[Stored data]
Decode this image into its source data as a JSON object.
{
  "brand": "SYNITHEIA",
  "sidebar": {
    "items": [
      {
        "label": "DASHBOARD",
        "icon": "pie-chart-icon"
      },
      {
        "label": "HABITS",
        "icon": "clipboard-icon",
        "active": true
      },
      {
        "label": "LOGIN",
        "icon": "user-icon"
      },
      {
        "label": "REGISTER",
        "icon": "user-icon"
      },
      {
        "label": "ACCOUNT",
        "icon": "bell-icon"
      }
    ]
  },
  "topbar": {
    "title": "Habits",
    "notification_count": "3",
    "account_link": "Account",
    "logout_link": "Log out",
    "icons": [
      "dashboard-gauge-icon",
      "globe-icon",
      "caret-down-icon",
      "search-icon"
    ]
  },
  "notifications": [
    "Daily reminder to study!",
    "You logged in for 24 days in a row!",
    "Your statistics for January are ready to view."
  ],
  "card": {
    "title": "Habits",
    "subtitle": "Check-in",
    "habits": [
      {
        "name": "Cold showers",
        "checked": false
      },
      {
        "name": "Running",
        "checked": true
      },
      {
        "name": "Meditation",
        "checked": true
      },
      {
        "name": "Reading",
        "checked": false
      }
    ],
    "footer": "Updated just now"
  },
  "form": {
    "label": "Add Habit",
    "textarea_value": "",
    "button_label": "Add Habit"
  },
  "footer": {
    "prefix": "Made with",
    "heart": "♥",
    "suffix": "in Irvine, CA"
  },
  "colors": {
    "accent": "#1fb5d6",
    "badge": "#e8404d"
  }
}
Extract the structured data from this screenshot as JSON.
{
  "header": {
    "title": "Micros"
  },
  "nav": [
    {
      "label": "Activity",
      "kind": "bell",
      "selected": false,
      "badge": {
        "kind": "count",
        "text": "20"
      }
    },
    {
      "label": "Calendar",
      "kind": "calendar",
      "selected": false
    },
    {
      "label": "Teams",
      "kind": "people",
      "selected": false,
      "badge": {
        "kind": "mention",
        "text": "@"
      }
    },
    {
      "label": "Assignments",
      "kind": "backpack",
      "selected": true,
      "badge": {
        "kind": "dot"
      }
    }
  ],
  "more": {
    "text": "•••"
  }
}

__Problem details__
Collect the lines of the records that include the string "kind".

__Task answer__
      "kind": "bell",
        "kind": "count",
      "kind": "calendar",
      "kind": "people",
        "kind": "mention",
      "kind": "backpack",
        "kind": "dot"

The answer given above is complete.